* Dataset records:
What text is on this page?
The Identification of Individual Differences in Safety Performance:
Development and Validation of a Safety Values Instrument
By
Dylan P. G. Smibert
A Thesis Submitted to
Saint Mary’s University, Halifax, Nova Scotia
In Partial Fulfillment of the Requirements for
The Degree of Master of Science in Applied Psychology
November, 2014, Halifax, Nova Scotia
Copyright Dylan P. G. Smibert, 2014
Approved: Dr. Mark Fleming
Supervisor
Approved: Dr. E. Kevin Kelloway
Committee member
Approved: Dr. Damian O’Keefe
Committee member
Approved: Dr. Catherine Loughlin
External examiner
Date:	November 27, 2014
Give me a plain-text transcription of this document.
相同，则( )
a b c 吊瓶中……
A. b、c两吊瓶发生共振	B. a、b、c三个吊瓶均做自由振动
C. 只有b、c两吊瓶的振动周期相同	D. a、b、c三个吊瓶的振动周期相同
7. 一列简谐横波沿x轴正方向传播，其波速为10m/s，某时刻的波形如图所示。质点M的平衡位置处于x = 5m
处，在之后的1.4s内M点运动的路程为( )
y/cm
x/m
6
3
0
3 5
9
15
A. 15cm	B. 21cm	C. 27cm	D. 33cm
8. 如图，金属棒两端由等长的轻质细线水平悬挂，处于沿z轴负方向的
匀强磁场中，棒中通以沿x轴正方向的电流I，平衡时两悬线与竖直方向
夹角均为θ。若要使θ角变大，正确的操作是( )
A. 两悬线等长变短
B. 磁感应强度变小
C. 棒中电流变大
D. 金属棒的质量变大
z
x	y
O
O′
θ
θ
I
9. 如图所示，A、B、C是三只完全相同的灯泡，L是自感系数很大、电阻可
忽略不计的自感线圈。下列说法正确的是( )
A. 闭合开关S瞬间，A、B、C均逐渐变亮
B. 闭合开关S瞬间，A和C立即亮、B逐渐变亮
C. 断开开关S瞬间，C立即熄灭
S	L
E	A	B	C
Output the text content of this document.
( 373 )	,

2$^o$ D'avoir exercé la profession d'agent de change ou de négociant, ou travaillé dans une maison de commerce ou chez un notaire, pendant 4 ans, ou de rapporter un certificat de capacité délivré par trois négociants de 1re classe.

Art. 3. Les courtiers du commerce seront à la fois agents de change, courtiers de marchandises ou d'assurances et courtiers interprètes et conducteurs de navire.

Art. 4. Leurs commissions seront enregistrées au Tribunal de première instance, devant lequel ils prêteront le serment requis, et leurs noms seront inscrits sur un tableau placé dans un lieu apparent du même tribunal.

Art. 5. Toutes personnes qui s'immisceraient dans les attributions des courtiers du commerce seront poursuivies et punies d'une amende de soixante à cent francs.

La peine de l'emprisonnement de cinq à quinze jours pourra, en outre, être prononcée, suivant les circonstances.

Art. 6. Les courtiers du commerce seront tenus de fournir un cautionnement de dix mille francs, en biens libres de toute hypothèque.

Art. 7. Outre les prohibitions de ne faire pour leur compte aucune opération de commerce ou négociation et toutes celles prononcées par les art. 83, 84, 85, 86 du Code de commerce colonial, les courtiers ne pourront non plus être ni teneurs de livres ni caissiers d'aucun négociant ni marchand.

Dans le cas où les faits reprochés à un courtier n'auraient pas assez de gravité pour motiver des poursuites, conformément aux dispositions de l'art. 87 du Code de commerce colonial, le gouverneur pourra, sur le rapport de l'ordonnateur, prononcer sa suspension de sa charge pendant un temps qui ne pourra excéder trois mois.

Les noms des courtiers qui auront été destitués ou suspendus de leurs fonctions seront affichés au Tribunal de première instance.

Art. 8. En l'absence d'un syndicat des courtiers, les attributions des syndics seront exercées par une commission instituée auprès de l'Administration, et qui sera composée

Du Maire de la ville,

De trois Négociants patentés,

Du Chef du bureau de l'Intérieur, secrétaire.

* Exercise prompt:
Extract each record, keeping it identical to the original.

* Reply:
What text is on this page?
The Identification of Individual Differences in Safety Performance:
Development and Validation of a Safety Values Instrument
By
Dylan P. G. Smibert
A Thesis Submitted to
Saint Mary’s University, Halifax, Nova Scotia
In Partial Fulfillment of the Requirements for
The Degree of Master of Science in Applied Psychology
November, 2014, Halifax, Nova Scotia
Copyright Dylan P. G. Smibert, 2014
Approved: Dr. Mark Fleming
Supervisor
Approved: Dr. E. Kevin Kelloway
Committee member
Approved: Dr. Damian O’Keefe
Committee member
Approved: Dr. Catherine Loughlin
External examiner
Date:	November 27, 2014
Give me a plain-text transcription of this document.
相同，则( )
a b c 吊瓶中……
A. b、c两吊瓶发生共振	B. a、b、c三个吊瓶均做自由振动
C. 只有b、c两吊瓶的振动周期相同	D. a、b、c三个吊瓶的振动周期相同
7. 一列简谐横波沿x轴正方向传播，其波速为10m/s，某时刻的波形如图所示。质点M的平衡位置处于x = 5m
处，在之后的1.4s内M点运动的路程为( )
y/cm
x/m
6
3
0
3 5
9
15
A. 15cm	B. 21cm	C. 27cm	D. 33cm
8. 如图，金属棒两端由等长的轻质细线水平悬挂，处于沿z轴负方向的
匀强磁场中，棒中通以沿x轴正方向的电流I，平衡时两悬线与竖直方向
夹角均为θ。若要使θ角变大，正确的操作是( )
A. 两悬线等长变短
B. 磁感应强度变小
C. 棒中电流变大
D. 金属棒的质量变大
z
x	y
O
O′
θ
θ
I
9. 如图所示，A、B、C是三只完全相同的灯泡，L是自感系数很大、电阻可
忽略不计的自感线圈。下列说法正确的是( )
A. 闭合开关S瞬间，A、B、C均逐渐变亮
B. 闭合开关S瞬间，A和C立即亮、B逐渐变亮
C. 断开开关S瞬间，C立即熄灭
S	L
E	A	B	C
Output the text content of this document.
( 373 )	,

2$^o$ D'avoir exercé la profession d'agent de change ou de négociant, ou travaillé dans une maison de commerce ou chez un notaire, pendant 4 ans, ou de rapporter un certificat de capacité délivré par trois négociants de 1re classe.

Art. 3. Les courtiers du commerce seront à la fois agents de change, courtiers de marchandises ou d'assurances et courtiers interprètes et conducteurs de navire.

Art. 4. Leurs commissions seront enregistrées au Tribunal de première instance, devant lequel ils prêteront le serment requis, et leurs noms seront inscrits sur un tableau placé dans un lieu apparent du même tribunal.

Art. 5. Toutes personnes qui s'immisceraient dans les attributions des courtiers du commerce seront poursuivies et punies d'une amende de soixante à cent francs.

La peine de l'emprisonnement de cinq à quinze jours pourra, en outre, être prononcée, suivant les circonstances.

Art. 6. Les courtiers du commerce seront tenus de fournir un cautionnement de dix mille francs, en biens libres de toute hypothèque.

Art. 7. Outre les prohibitions de ne faire pour leur compte aucune opération de commerce ou négociation et toutes celles prononcées par les art. 83, 84, 85, 86 du Code de commerce colonial, les courtiers ne pourront non plus être ni teneurs de livres ni caissiers d'aucun négociant ni marchand.

Dans le cas où les faits reprochés à un courtier n'auraient pas assez de gravité pour motiver des poursuites, conformément aux dispositions de l'art. 87 du Code de commerce colonial, le gouverneur pourra, sur le rapport de l'ordonnateur, prononcer sa suspension de sa charge pendant un temps qui ne pourra excéder trois mois.

Les noms des courtiers qui auront été destitués ou suspendus de leurs fonctions seront affichés au Tribunal de première instance.

Art. 8. En l'absence d'un syndicat des courtiers, les attributions des syndics seront exercées par une commission instituée auprès de l'Administration, et qui sera composée

Du Maire de la ville,

De trois Négociants patentés,

Du Chef du bureau de l'Intérieur, secrétaire.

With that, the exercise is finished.